[Requirement] All lines that hold the string "även" should be copied. Find them in the listing below.

┏━━

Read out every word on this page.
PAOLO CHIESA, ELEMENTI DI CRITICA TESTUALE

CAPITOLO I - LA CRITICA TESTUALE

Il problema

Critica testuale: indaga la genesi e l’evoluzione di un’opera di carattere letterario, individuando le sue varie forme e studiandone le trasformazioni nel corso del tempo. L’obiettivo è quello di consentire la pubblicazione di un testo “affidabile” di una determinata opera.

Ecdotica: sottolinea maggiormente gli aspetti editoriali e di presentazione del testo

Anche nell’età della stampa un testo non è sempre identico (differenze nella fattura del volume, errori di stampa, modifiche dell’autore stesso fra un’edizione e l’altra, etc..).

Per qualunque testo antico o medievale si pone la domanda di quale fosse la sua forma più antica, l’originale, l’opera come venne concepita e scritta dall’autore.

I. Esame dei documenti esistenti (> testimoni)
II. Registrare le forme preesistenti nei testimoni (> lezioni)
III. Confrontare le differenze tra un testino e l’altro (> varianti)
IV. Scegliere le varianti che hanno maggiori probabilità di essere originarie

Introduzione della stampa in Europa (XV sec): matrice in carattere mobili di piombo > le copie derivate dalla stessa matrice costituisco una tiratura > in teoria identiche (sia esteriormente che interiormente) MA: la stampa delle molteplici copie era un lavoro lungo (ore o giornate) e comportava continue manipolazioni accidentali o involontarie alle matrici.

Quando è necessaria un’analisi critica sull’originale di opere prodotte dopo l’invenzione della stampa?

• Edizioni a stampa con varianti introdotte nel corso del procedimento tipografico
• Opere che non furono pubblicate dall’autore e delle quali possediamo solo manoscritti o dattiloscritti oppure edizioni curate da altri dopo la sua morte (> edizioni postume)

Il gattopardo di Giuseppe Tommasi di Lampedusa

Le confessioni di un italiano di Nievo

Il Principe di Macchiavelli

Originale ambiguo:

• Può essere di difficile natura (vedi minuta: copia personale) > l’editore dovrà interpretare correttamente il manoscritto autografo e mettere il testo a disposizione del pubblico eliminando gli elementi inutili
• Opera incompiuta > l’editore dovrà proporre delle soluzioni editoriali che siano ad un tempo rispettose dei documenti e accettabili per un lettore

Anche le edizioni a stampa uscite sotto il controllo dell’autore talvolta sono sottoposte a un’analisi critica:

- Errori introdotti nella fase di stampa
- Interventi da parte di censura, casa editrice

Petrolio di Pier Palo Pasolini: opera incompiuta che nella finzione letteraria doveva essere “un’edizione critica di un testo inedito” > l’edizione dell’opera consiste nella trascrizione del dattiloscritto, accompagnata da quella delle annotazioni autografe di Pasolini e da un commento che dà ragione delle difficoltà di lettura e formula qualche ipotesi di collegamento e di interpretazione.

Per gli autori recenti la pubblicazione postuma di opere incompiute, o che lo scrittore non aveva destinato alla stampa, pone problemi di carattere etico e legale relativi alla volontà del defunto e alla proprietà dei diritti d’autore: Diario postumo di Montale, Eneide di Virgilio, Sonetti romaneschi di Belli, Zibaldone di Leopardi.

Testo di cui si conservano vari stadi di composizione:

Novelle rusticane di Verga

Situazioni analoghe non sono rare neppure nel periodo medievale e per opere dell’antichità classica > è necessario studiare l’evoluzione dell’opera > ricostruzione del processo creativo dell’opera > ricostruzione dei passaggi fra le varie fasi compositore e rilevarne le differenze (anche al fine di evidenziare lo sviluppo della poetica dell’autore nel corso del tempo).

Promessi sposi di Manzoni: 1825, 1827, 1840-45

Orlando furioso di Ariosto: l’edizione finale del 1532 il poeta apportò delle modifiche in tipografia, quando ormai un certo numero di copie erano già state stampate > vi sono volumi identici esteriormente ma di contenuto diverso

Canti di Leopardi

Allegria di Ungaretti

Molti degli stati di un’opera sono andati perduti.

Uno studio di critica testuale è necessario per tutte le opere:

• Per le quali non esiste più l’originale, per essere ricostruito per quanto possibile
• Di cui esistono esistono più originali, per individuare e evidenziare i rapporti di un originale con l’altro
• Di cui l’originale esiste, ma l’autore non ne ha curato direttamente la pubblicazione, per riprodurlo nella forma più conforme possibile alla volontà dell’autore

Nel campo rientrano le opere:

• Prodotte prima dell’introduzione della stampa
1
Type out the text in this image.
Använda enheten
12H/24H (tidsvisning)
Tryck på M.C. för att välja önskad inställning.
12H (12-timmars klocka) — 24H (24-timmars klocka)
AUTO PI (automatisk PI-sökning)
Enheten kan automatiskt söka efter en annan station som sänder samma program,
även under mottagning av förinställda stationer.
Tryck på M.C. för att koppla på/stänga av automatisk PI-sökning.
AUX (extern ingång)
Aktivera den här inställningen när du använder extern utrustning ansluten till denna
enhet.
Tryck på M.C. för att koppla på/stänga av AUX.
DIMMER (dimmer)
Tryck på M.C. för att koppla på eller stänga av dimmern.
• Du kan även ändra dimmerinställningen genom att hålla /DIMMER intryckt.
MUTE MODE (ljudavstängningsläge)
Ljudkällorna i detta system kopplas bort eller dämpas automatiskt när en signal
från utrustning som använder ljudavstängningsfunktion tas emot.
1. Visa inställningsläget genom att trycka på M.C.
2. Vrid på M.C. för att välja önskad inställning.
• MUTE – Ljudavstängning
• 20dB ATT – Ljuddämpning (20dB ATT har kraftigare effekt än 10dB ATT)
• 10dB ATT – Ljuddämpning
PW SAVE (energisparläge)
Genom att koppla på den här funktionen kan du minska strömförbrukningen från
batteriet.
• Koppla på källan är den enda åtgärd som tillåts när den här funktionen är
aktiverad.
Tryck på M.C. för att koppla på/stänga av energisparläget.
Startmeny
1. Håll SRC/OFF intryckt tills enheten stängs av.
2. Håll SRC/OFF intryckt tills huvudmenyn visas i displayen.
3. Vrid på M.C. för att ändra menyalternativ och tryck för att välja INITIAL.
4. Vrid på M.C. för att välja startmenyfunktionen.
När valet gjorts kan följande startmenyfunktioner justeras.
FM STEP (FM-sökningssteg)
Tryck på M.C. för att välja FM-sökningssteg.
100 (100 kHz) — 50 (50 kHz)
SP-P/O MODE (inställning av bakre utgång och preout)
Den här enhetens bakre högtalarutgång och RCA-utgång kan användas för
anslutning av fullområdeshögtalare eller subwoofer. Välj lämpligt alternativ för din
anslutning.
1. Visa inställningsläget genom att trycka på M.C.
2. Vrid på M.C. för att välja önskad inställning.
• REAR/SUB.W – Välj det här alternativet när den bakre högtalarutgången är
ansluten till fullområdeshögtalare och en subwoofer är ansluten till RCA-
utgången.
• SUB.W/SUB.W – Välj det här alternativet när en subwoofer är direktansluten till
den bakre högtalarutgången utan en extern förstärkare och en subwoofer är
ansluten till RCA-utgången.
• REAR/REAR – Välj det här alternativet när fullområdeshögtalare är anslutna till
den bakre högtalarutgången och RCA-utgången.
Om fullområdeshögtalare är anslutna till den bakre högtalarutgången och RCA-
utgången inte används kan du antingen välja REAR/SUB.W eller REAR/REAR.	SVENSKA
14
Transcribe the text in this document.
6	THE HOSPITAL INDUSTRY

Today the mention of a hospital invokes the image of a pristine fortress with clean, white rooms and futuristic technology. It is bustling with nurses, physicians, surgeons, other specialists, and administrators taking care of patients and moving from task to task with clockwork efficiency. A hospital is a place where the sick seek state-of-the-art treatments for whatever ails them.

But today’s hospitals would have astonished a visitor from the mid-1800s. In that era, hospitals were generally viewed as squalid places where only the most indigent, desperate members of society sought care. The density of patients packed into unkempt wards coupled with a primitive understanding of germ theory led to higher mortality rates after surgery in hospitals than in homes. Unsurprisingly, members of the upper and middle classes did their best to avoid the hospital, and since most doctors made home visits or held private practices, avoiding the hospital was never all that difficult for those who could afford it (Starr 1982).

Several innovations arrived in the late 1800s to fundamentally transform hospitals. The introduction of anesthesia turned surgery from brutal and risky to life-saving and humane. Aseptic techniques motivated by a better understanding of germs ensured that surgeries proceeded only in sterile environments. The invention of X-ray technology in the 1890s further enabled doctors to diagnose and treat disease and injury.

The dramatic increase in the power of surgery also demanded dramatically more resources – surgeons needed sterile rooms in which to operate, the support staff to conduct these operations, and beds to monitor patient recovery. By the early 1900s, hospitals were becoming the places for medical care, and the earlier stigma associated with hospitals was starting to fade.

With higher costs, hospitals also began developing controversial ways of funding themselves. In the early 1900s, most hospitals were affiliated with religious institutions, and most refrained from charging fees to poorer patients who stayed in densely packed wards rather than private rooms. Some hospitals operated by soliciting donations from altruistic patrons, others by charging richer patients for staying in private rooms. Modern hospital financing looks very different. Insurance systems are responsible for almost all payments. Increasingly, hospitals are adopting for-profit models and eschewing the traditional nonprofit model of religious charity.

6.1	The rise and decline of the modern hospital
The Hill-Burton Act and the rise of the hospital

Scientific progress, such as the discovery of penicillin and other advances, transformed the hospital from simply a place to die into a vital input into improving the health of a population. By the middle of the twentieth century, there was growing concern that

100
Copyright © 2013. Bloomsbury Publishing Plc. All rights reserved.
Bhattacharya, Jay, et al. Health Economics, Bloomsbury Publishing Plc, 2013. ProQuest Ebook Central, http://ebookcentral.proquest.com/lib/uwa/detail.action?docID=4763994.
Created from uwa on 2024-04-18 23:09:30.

┗━━

[Response below]
även under mottagning av förinställda stationer.
• Du kan även ändra dimmerinställningen genom att hålla /DIMMER intryckt.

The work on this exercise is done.